TASK TO CARRY OUT: Filter out everything except lines holding "name".

[A block of data]
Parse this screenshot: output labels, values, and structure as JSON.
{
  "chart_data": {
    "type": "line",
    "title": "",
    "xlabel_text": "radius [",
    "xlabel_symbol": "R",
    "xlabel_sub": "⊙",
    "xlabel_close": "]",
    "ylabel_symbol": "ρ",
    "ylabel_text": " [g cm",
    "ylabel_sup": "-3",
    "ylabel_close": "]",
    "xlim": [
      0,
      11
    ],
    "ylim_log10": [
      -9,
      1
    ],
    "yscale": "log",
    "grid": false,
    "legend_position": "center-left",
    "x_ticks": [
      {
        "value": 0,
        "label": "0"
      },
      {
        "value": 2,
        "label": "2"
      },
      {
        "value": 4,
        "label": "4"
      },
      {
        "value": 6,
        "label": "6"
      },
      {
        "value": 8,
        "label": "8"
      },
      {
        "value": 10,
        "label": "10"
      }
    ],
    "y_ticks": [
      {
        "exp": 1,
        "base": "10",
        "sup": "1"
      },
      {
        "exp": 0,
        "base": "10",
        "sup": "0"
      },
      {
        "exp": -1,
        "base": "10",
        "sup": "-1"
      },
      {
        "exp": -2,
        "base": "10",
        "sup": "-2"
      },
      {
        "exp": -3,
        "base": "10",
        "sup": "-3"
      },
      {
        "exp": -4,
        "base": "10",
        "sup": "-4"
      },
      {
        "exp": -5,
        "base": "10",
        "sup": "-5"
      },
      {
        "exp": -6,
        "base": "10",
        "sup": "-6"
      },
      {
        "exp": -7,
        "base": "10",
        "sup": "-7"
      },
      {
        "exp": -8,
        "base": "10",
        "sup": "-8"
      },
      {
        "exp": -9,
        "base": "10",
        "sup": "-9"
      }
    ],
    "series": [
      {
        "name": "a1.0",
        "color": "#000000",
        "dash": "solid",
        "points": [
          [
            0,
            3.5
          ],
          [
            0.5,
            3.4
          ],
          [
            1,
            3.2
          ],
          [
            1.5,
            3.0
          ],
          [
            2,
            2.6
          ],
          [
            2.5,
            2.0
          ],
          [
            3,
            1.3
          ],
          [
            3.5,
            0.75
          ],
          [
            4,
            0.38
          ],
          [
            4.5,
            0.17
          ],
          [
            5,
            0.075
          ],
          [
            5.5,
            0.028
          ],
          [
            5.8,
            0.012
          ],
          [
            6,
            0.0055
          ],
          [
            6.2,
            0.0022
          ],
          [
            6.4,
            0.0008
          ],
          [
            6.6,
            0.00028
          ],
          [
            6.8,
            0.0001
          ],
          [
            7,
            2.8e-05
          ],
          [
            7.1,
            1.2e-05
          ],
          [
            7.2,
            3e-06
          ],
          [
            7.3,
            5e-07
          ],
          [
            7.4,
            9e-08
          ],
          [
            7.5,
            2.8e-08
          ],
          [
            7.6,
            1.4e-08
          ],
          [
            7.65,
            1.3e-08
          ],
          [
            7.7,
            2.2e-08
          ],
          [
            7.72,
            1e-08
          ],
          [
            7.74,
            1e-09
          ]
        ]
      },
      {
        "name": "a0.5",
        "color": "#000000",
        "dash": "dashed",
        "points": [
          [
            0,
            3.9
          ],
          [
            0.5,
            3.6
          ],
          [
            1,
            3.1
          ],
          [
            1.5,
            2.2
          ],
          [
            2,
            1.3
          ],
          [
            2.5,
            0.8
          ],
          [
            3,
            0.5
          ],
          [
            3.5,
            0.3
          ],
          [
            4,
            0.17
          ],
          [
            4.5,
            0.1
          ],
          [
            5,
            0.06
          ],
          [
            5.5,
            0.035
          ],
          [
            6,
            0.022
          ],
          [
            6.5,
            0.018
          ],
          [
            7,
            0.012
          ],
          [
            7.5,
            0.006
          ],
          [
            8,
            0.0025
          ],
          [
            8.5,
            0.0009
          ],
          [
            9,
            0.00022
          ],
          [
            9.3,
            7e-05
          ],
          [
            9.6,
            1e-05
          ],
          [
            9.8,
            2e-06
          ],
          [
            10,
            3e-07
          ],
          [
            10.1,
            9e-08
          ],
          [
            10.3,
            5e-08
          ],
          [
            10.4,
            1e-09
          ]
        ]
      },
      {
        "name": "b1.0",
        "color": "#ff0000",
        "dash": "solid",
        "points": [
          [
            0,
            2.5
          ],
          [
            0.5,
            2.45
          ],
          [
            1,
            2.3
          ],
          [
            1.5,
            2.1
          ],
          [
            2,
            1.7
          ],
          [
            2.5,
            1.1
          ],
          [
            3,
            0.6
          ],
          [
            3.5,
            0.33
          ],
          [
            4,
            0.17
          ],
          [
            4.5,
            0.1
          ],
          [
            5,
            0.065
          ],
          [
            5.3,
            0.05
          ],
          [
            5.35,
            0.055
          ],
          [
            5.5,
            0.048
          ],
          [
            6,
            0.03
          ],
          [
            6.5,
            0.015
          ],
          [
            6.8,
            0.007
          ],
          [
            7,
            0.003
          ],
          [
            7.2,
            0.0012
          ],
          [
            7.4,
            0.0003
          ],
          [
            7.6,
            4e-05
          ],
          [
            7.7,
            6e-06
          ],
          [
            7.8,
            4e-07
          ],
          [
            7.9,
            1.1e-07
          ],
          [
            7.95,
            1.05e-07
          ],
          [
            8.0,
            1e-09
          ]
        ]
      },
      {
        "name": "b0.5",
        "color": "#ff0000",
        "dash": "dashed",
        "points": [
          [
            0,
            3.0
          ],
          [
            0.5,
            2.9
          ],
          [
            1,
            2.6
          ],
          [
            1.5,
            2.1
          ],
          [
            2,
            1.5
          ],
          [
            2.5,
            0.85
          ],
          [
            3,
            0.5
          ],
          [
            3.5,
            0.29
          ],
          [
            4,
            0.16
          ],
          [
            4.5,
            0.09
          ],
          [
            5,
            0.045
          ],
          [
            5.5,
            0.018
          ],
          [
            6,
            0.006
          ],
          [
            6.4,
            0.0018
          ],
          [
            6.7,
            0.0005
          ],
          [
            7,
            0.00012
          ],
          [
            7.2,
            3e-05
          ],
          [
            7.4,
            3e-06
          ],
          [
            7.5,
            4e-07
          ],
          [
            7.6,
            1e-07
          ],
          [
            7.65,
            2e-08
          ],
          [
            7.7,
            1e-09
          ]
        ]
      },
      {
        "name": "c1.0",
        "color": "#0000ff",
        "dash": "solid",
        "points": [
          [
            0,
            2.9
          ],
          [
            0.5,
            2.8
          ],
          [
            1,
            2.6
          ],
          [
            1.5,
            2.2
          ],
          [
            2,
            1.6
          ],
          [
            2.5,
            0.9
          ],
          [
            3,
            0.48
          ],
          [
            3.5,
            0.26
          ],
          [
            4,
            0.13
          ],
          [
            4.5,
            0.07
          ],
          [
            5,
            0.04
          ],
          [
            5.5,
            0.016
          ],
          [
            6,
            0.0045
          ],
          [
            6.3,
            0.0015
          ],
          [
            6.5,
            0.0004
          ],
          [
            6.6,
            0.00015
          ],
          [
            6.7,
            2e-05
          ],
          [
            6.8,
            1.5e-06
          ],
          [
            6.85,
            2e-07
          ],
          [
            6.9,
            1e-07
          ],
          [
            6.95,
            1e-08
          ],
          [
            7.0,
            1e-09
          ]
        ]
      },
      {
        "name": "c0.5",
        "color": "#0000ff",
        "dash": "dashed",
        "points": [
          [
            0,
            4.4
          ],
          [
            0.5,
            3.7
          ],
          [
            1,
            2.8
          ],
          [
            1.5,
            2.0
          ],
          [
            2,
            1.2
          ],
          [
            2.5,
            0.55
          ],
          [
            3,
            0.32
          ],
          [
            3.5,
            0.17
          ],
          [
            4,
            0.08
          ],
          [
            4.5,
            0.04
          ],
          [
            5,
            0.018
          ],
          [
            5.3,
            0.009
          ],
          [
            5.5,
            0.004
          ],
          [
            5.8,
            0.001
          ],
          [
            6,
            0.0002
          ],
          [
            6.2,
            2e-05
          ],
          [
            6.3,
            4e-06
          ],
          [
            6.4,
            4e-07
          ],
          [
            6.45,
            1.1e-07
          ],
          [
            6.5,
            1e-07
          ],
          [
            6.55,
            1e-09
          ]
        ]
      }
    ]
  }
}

OUTPUT OF THE TASK:
        "name": "a1.0",
        "name": "a0.5",
        "name": "b1.0",
        "name": "b0.5",
        "name": "c1.0",
        "name": "c0.5",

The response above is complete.